Your task is to output the listing word for word, with pictures excluded.
----- EXTRACTED MATERIAL
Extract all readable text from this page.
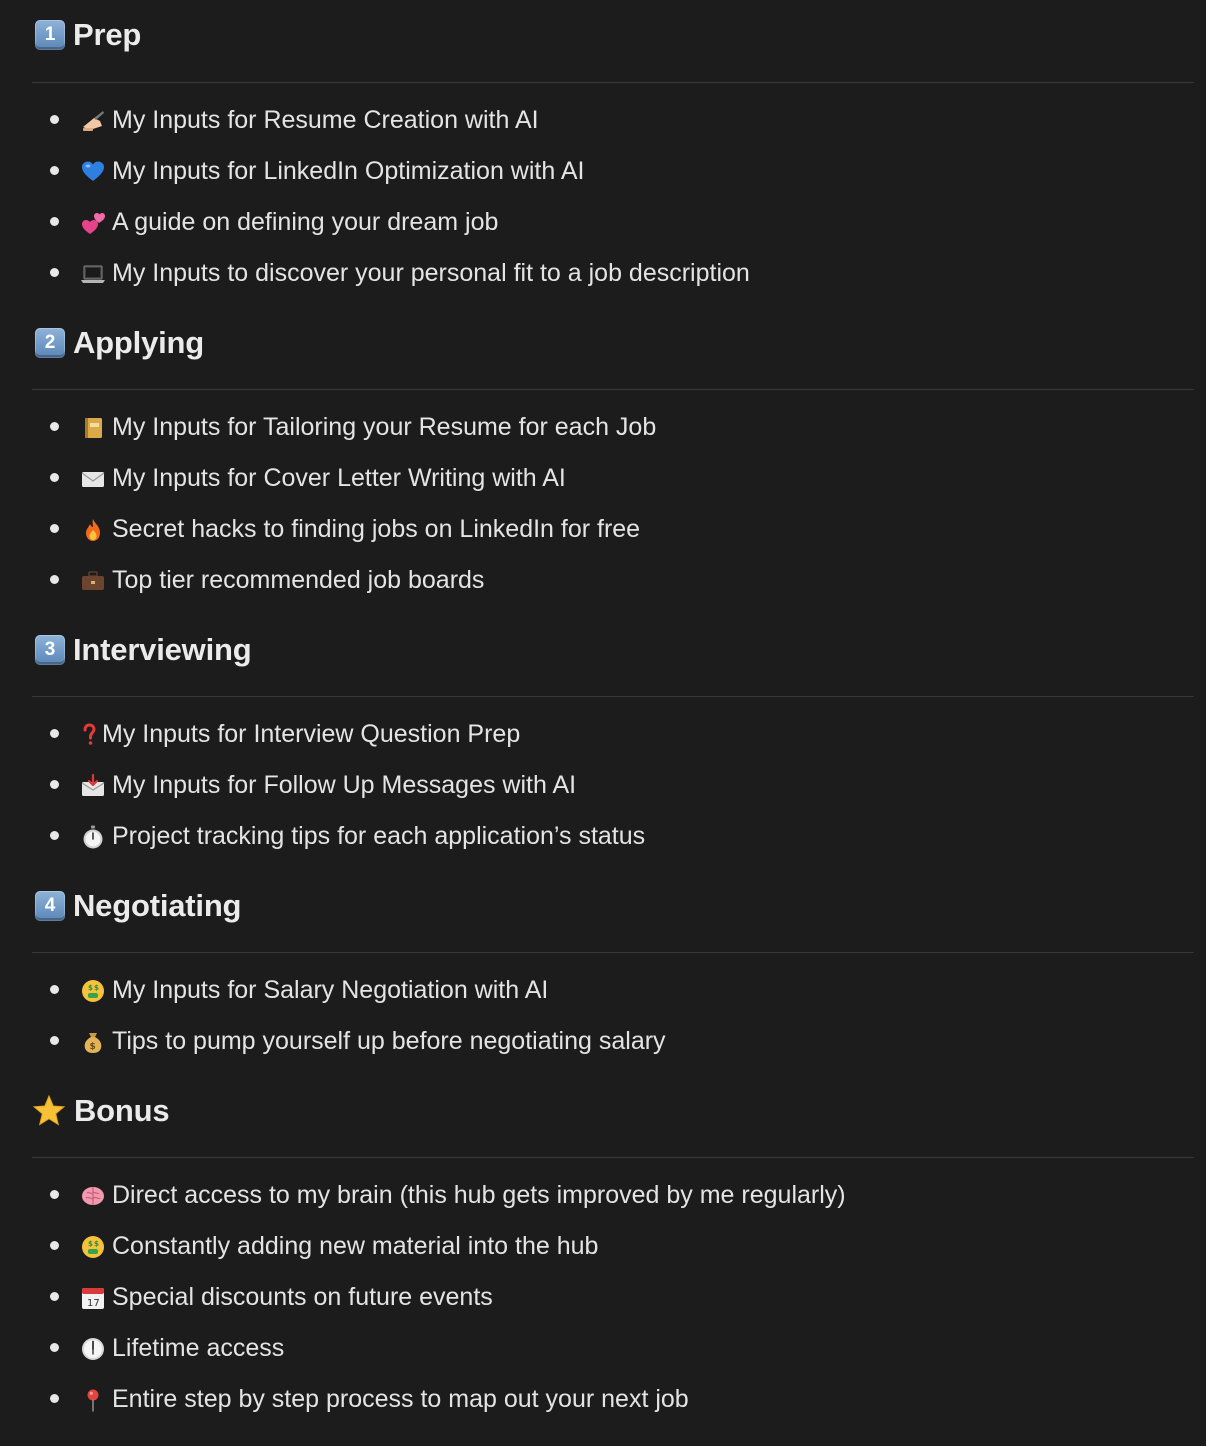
1 Prep
My Inputs for Resume Creation with AI
My Inputs for LinkedIn Optimization with AI
A guide on defining your dream job
My Inputs to discover your personal fit to a job description
2 Applying
My Inputs for Tailoring your Resume for each Job
My Inputs for Cover Letter Writing with AI
Secret hacks to finding jobs on LinkedIn for free
Top tier recommended job boards
3 Interviewing
My Inputs for Interview Question Prep
My Inputs for Follow Up Messages with AI
Project tracking tips for each application’s status
4 Negotiating
$ $ My Inputs for Salary Negotiation with AI
$ Tips to pump yourself up before negotiating salary
Bonus
Direct access to my brain (this hub gets improved by me regularly)
$ $ Constantly adding new material into the hub
17 Special discounts on future events
Lifetime access
Entire step by step process to map out your next job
----------
COMPLETE ANSWER:
Extract all readable text from this page.
1 Prep
My Inputs for Resume Creation with AI
My Inputs for LinkedIn Optimization with AI
A guide on defining your dream job
My Inputs to discover your personal fit to a job description
2 Applying
My Inputs for Tailoring your Resume for each Job
My Inputs for Cover Letter Writing with AI
Secret hacks to finding jobs on LinkedIn for free
Top tier recommended job boards
3 Interviewing
My Inputs for Interview Question Prep
My Inputs for Follow Up Messages with AI
Project tracking tips for each application’s status
4 Negotiating
$ $ My Inputs for Salary Negotiation with AI
$ Tips to pump yourself up before negotiating salary
Bonus
Direct access to my brain (this hub gets improved by me regularly)
$ $ Constantly adding new material into the hub
17 Special discounts on future events
Lifetime access
Entire step by step process to map out your next job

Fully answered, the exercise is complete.